• **WORK TO BE COMPLETED**: Pictures stay out of the copy; set down each line of the listing below exactly.

• **MATERIAL TO PROCESS**:
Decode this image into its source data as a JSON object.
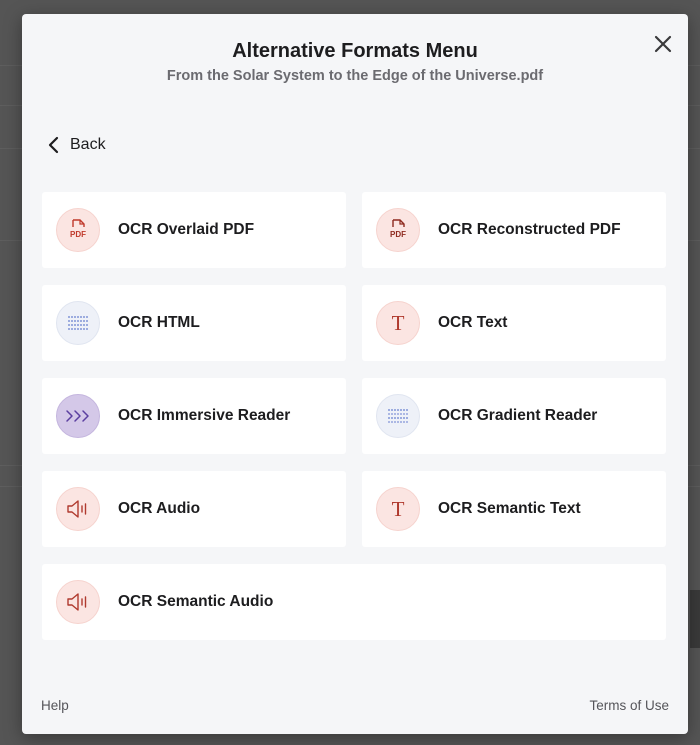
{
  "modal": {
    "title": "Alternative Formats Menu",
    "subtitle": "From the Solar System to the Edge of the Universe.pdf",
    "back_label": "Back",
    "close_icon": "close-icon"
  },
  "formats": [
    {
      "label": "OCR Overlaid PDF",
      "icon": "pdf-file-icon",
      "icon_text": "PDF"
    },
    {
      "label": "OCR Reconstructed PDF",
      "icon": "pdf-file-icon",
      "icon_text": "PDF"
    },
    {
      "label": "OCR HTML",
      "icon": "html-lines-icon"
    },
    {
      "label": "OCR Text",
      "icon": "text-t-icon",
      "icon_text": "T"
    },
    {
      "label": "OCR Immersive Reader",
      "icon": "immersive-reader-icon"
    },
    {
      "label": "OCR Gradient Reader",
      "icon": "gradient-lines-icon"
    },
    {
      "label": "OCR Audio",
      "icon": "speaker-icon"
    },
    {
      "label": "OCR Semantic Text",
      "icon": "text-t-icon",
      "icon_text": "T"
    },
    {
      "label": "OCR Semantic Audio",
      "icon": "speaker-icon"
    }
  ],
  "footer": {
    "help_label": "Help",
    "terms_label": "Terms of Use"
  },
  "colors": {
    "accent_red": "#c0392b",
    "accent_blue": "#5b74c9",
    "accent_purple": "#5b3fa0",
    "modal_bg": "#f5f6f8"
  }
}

• **THE COMPLETED TASK**:
Decode this image into its source data as a JSON object.
{
  "modal": {
    "title": "Alternative Formats Menu",
    "subtitle": "From the Solar System to the Edge of the Universe.pdf",
    "back_label": "Back",
    "close_icon": "close-icon"
  },
  "formats": [
    {
      "label": "OCR Overlaid PDF",
      "icon": "pdf-file-icon",
      "icon_text": "PDF"
    },
    {
      "label": "OCR Reconstructed PDF",
      "icon": "pdf-file-icon",
      "icon_text": "PDF"
    },
    {
      "label": "OCR HTML",
      "icon": "html-lines-icon"
    },
    {
      "label": "OCR Text",
      "icon": "text-t-icon",
      "icon_text": "T"
    },
    {
      "label": "OCR Immersive Reader",
      "icon": "immersive-reader-icon"
    },
    {
      "label": "OCR Gradient Reader",
      "icon": "gradient-lines-icon"
    },
    {
      "label": "OCR Audio",
      "icon": "speaker-icon"
    },
    {
      "label": "OCR Semantic Text",
      "icon": "text-t-icon",
      "icon_text": "T"
    },
    {
      "label": "OCR Semantic Audio",
      "icon": "speaker-icon"
    }
  ],
  "footer": {
    "help_label": "Help",
    "terms_label": "Terms of Use"
  },
  "colors": {
    "accent_red": "#c0392b",
    "accent_blue": "#5b74c9",
    "accent_purple": "#5b3fa0",
    "modal_bg": "#f5f6f8"
  }
}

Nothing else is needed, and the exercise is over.